** Start of Data rows **

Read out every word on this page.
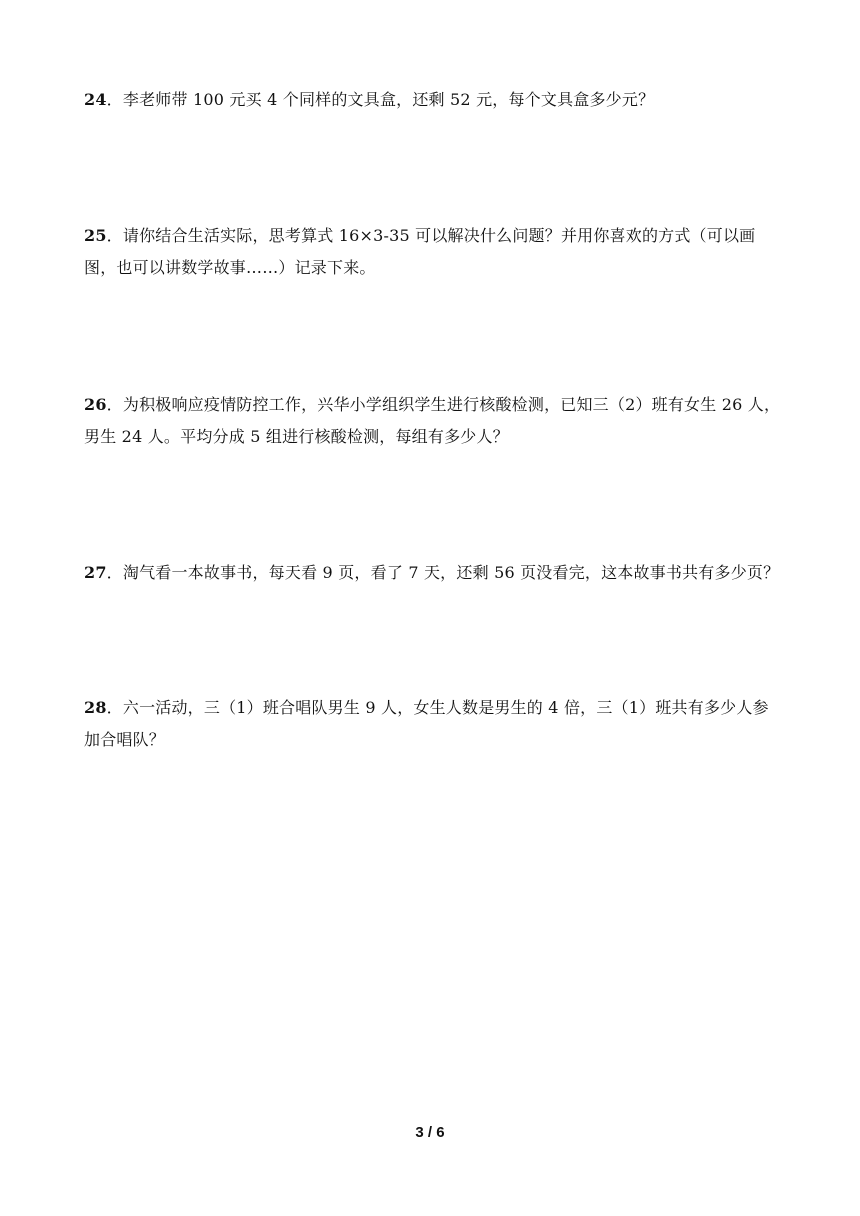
24．李老师带 100 元买 4 个同样的文具盒，还剩 52 元，每个文具盒多少元？
25．请你结合生活实际，思考算式 16×3-35 可以解决什么问题？并用你喜欢的方式（可以画图，也可以讲数学故事……）记录下来。
26．为积极响应疫情防控工作，兴华小学组织学生进行核酸检测，已知三（2）班有女生 26 人，男生 24 人。平均分成 5 组进行核酸检测，每组有多少人？
27．淘气看一本故事书，每天看 9 页，看了 7 天，还剩 56 页没看完，这本故事书共有多少页？
28．六一活动，三（1）班合唱队男生 9 人，女生人数是男生的 4 倍，三（1）班共有多少人参加合唱队？
3 / 6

** End of Data rows **

● Problem to work on:
Pictures are to be left out; the records above must be repeated word for word.

● Output for this task:
Read out every word on this page.
24．李老师带 100 元买 4 个同样的文具盒，还剩 52 元，每个文具盒多少元？
25．请你结合生活实际，思考算式 16×3-35 可以解决什么问题？并用你喜欢的方式（可以画图，也可以讲数学故事……）记录下来。
26．为积极响应疫情防控工作，兴华小学组织学生进行核酸检测，已知三（2）班有女生 26 人，男生 24 人。平均分成 5 组进行核酸检测，每组有多少人？
27．淘气看一本故事书，每天看 9 页，看了 7 天，还剩 56 页没看完，这本故事书共有多少页？
28．六一活动，三（1）班合唱队男生 9 人，女生人数是男生的 4 倍，三（1）班共有多少人参加合唱队？
3 / 6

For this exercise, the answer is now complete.